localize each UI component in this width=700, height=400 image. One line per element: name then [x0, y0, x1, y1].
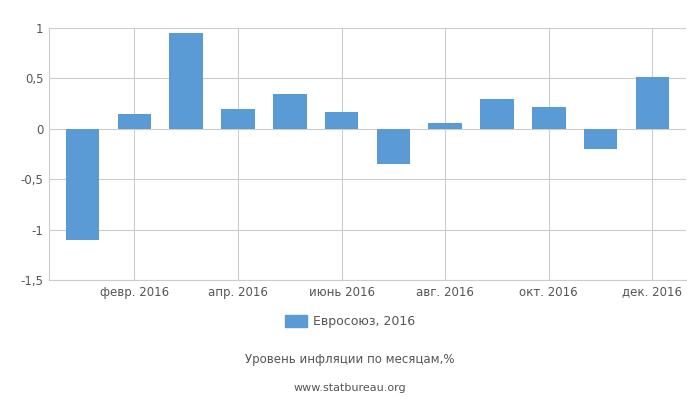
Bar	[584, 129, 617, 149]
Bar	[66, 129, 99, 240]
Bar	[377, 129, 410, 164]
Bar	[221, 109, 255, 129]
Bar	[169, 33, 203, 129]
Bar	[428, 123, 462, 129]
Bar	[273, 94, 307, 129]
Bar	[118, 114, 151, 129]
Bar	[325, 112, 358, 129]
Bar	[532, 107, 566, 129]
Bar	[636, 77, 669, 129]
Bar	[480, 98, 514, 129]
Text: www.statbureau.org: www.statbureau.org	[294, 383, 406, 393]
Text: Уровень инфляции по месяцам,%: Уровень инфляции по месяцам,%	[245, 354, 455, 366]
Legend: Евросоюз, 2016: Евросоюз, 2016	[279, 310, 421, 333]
--
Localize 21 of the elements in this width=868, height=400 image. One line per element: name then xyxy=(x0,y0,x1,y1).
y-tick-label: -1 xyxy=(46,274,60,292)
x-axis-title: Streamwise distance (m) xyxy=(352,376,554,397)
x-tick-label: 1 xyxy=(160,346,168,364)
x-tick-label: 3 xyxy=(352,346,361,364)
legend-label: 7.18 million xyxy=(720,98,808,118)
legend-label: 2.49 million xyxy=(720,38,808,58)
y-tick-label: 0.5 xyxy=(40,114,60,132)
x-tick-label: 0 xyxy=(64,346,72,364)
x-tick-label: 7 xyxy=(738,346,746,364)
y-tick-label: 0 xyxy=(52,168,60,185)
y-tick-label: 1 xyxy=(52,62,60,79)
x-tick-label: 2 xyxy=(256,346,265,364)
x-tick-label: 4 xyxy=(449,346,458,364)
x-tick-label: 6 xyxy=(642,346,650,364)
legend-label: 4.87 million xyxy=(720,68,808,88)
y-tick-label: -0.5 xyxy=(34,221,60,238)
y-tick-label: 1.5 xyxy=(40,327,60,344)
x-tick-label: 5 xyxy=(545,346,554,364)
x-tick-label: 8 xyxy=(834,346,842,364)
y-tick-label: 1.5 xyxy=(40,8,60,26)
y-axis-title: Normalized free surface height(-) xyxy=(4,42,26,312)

> [YOUR TASK] Rewrite the rows from the one containing "Localize 21 of" through the one containing "x-tick-label: 3 xyxy=(352,346,361,364)" as a JSON list of strings, one string per line, omitting blank lines.

> [ANSWER]
[
  "Localize 21 of the elements in this width=868, height=400 image. One line per element: name then xyxy=(x0,y0,x1,y1).",
  "y-tick-label: -1 xyxy=(46,274,60,292)",
  "x-axis-title: Streamwise distance (m) xyxy=(352,376,554,397)",
  "x-tick-label: 1 xyxy=(160,346,168,364)",
  "x-tick-label: 3 xyxy=(352,346,361,364)"
]